**Work to do:**
Rewrite the data from its beginning through the line containing "The ultrafiltration membrane filament 22 is" as a JSON list of strings, with one string per line and blank lines omitted. Leave the pictures out.

**Supplied material:**
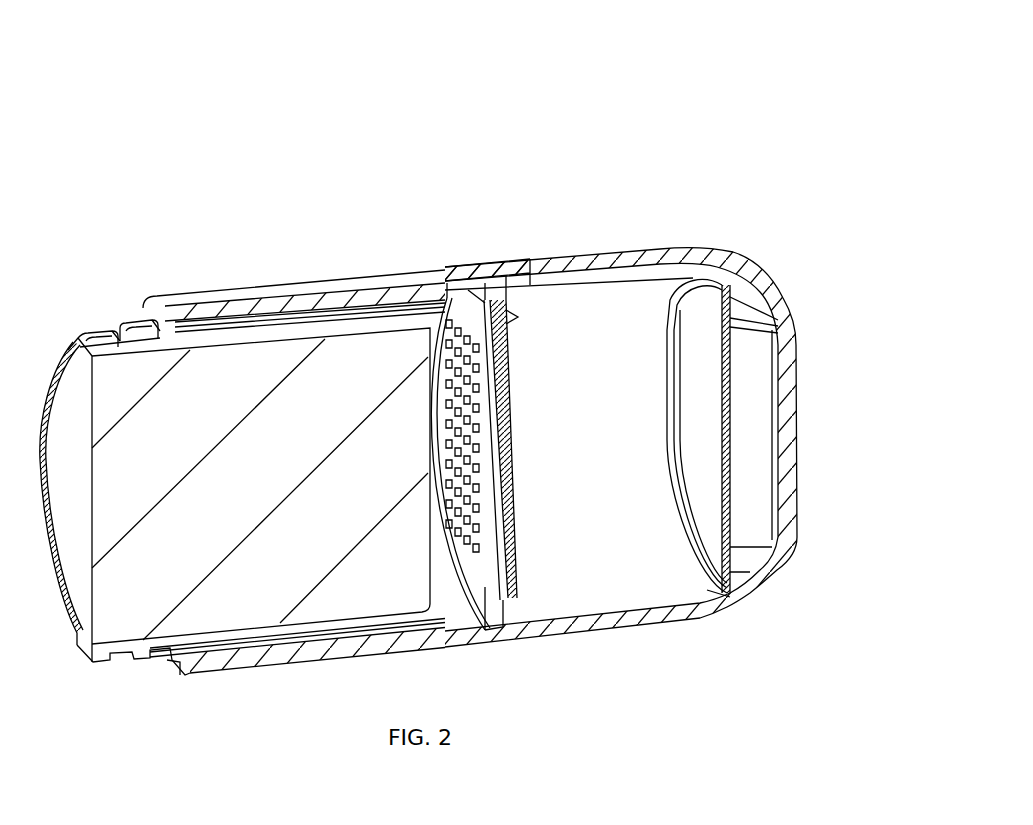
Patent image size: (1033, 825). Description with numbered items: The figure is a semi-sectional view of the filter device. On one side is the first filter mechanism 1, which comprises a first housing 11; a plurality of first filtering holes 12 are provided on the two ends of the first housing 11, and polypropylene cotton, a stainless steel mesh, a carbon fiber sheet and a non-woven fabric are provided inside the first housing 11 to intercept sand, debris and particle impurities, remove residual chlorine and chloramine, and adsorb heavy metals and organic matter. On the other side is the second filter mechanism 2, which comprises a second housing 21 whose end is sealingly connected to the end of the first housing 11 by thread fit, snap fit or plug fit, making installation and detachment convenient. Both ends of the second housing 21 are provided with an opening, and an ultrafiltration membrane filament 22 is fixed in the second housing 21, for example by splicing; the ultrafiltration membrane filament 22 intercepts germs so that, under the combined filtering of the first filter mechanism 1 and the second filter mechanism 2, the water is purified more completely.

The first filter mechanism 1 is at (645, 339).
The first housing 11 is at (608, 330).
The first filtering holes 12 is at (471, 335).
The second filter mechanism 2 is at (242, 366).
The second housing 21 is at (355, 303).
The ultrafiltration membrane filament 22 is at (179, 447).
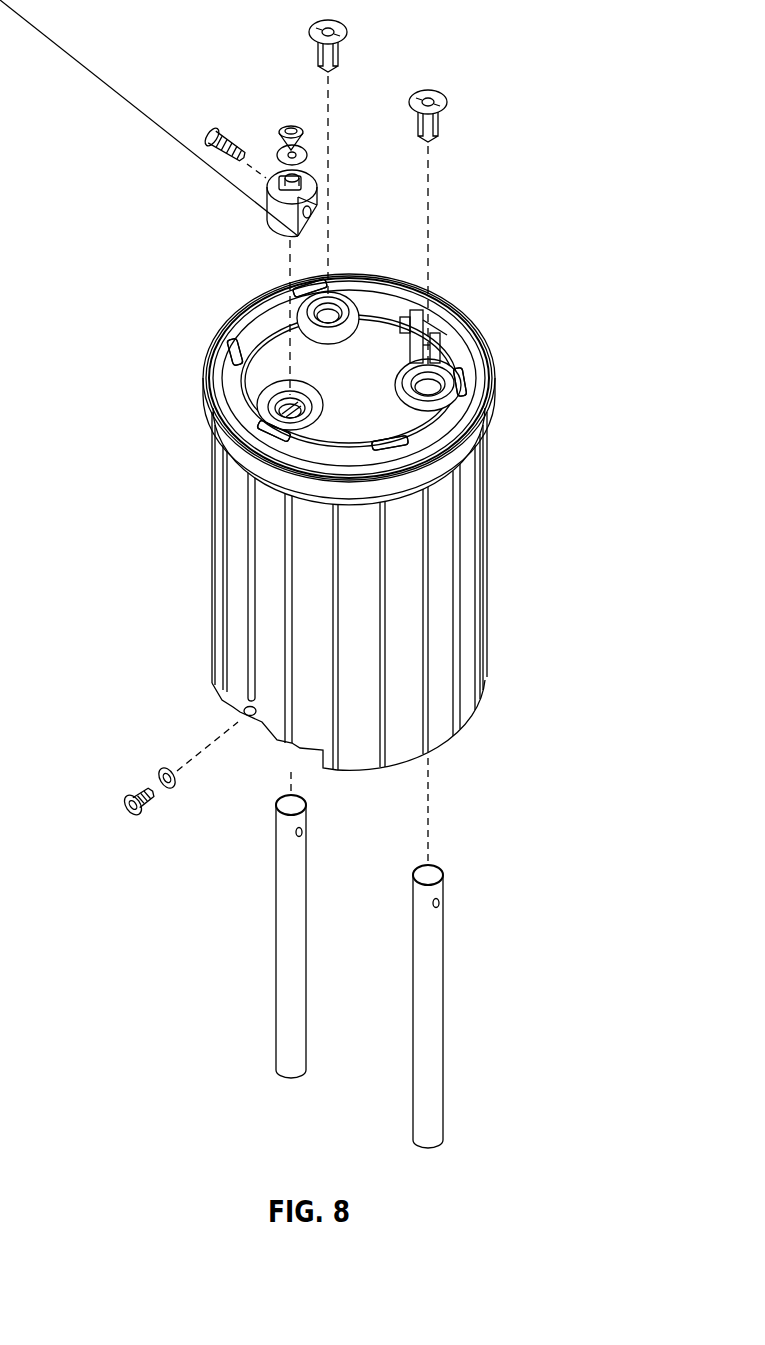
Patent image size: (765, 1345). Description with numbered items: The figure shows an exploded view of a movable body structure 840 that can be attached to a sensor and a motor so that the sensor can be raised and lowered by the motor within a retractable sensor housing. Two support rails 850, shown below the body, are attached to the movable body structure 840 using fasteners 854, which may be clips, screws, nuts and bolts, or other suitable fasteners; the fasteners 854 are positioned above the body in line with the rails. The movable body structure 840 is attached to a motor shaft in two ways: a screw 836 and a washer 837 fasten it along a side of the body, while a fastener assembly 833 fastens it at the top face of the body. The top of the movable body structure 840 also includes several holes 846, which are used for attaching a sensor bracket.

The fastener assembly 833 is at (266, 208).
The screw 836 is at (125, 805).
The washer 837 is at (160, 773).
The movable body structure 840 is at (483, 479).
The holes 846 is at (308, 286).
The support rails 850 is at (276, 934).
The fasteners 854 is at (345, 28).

**Exercise solution:**
[
  "Patent image size: (1033, 825). Description with numbered items: The figure is a semi-sectional view of the filter device. On one side is the first filter mechanism 1, which comprises a first housing 11; a plurality of first filtering holes 12 are provided on the two ends of the first housing 11, and polypropylene cotton, a stainless steel mesh, a carbon fiber sheet and a non-woven fabric are provided inside the first housing 11 to intercept sand, debris and particle impurities, remove residual chlorine and chloramine, and adsorb heavy metals and organic matter. On the other side is the second filter mechanism 2, which comprises a second housing 21 whose end is sealingly connected to the end of the first housing 11 by thread fit, snap fit or plug fit, making installation and detachment convenient. Both ends of the second housing 21 are provided with an opening, and an ultrafiltration membrane filament 22 is fixed in the second housing 21, for example by splicing; the ultrafiltration membrane filament 22 intercepts germs so that, under the combined filtering of the first filter mechanism 1 and the second filter mechanism 2, the water is purified more completely.",
  "The first filter mechanism 1 is at (645, 339).",
  "The first housing 11 is at (608, 330).",
  "The first filtering holes 12 is at (471, 335).",
  "The second filter mechanism 2 is at (242, 366).",
  "The second housing 21 is at (355, 303).",
  "The ultrafiltration membrane filament 22 is at (179, 447)."
]